(Extracted data entries)
## start

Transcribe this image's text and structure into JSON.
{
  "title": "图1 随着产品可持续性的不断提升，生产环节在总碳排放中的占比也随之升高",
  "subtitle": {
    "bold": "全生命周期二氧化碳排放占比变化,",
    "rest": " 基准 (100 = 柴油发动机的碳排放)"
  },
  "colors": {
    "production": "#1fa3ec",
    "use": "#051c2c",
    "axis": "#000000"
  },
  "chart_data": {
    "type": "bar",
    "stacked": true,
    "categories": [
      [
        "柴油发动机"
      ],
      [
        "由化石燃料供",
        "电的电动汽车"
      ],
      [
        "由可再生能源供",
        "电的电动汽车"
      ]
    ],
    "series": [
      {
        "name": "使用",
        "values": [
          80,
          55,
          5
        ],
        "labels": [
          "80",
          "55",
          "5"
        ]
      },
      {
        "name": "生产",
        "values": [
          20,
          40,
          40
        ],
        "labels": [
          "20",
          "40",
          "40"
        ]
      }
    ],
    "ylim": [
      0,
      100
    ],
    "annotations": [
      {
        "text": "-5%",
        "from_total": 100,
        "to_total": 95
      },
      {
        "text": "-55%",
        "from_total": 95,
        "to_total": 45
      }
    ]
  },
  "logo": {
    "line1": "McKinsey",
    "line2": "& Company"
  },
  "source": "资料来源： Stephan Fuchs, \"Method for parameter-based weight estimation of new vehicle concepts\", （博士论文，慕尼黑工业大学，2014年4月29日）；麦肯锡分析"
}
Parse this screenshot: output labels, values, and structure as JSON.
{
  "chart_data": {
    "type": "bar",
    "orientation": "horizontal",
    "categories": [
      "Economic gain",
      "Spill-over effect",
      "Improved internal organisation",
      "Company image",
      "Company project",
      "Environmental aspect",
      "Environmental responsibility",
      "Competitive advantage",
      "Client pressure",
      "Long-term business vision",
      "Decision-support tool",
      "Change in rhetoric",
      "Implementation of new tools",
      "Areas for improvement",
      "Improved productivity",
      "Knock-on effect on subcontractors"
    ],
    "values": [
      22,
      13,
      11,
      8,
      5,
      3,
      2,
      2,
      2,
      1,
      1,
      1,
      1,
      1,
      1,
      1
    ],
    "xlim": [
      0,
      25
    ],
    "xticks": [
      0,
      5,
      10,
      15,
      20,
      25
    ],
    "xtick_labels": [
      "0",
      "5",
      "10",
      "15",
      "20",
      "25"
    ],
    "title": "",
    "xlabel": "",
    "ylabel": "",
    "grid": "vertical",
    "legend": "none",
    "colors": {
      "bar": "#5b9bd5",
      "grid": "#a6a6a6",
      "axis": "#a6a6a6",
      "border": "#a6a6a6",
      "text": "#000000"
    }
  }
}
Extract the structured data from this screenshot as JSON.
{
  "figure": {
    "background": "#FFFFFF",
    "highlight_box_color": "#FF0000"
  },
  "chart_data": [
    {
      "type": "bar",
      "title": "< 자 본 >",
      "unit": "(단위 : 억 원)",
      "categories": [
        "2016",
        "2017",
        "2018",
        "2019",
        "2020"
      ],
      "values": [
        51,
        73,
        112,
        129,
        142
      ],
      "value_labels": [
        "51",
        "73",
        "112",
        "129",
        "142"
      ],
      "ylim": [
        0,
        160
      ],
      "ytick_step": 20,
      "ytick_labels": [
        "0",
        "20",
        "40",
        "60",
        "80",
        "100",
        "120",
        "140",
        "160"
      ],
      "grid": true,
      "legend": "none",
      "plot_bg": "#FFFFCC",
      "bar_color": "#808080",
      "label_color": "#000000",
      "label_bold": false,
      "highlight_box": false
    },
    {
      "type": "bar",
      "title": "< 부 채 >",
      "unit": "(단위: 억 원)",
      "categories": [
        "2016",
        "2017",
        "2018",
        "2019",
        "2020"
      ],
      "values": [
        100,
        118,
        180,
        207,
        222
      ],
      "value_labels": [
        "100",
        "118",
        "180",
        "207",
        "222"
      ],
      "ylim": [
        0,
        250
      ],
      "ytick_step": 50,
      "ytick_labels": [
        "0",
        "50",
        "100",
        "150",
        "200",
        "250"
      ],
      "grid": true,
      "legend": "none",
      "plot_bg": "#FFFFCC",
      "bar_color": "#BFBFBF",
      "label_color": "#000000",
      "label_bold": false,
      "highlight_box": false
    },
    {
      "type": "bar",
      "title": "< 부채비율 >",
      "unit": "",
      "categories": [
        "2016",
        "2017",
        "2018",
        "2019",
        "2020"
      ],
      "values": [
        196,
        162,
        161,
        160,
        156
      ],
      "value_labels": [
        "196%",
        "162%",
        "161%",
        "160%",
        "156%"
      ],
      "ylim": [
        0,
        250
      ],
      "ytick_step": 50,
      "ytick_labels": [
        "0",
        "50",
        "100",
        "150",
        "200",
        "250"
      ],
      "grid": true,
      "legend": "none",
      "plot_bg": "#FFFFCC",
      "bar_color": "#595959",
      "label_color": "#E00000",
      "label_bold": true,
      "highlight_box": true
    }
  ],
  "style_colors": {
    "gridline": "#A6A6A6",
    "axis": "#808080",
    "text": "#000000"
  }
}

## end

**INSTRUCTION:**
For the records above, state how many lines include the string "this", giving the number and nothing else.

**FULL OUTPUT:**
3